What is asked:
For each line that holds "бюджета", copy the line out.

────────────────

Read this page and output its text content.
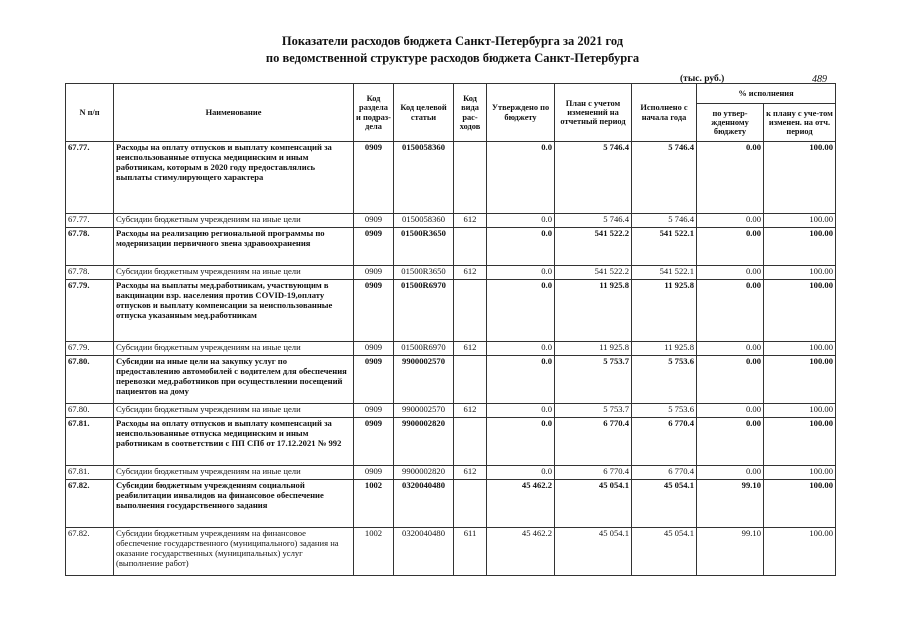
Показатели расходов бюджета Санкт-Петербурга за 2021 год
по ведомственной структуре расходов бюджета Санкт-Петербурга
(тыс. руб.)	489
N п/п	Наименование	Код раздела и подраз-дела	Код целевой статьи	Код вида рас-ходов	Утверждено по бюджету	План с учетом изменений на отчетный период	Исполнено с начала года	% исполнения	
								по утвер-жденному бюджету	к плану с уче-том изменен. на отч. период
67.77.	Расходы на оплату отпусков и выплату компенсаций за неиспользованные отпуска медицинским и иным работникам, которым в 2020 году предоставлялись выплаты стимулирующего характера	0909	0150058360		0.0	5 746.4	5 746.4	0.00	100.00
67.77.	Субсидии бюджетным учреждениям на иные цели	0909	0150058360	612	0.0	5 746.4	5 746.4	0.00	100.00
67.78.	Расходы на реализацию региональной программы по модернизации первичного звена здравоохранения	0909	01500R3650		0.0	541 522.2	541 522.1	0.00	100.00
67.78.	Субсидии бюджетным учреждениям на иные цели	0909	01500R3650	612	0.0	541 522.2	541 522.1	0.00	100.00
67.79.	Расходы на выплаты мед.работникам, участвующим в вакцинации взр. населения против COVID-19,оплату отпусков и выплату компенсации за неиспользованные отпуска указанным мед.работникам	0909	01500R6970		0.0	11 925.8	11 925.8	0.00	100.00
67.79.	Субсидии бюджетным учреждениям на иные цели	0909	01500R6970	612	0.0	11 925.8	11 925.8	0.00	100.00
67.80.	Субсидии на иные цели на закупку услуг по предоставлению автомобилей с водителем для обеспечения перевозки мед.работников при осуществлении посещений пациентов на дому	0909	9900002570		0.0	5 753.7	5 753.6	0.00	100.00
67.80.	Субсидии бюджетным учреждениям на иные цели	0909	9900002570	612	0.0	5 753.7	5 753.6	0.00	100.00
67.81.	Расходы на оплату отпусков и выплату компенсаций за неиспользованные отпуска медицинским и иным работникам в соответствии с ПП СПб от 17.12.2021 № 992	0909	9900002820		0.0	6 770.4	6 770.4	0.00	100.00
67.81.	Субсидии бюджетным учреждениям на иные цели	0909	9900002820	612	0.0	6 770.4	6 770.4	0.00	100.00
67.82.	Субсидии бюджетным учреждениям социальной реабилитации инвалидов на финансовое обеспечение выполнения государственного задания	1002	0320040480		45 462.2	45 054.1	45 054.1	99.10	100.00
67.82.	Субсидии бюджетным учреждениям на финансовое обеспечение государственного (муниципального) задания на оказание государственных (муниципальных) услуг (выполнение работ)	1002	0320040480	611	45 462.2	45 054.1	45 054.1	99.10	100.00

────────────────

The reply:
Показатели расходов бюджета Санкт-Петербурга за 2021 год
по ведомственной структуре расходов бюджета Санкт-Петербурга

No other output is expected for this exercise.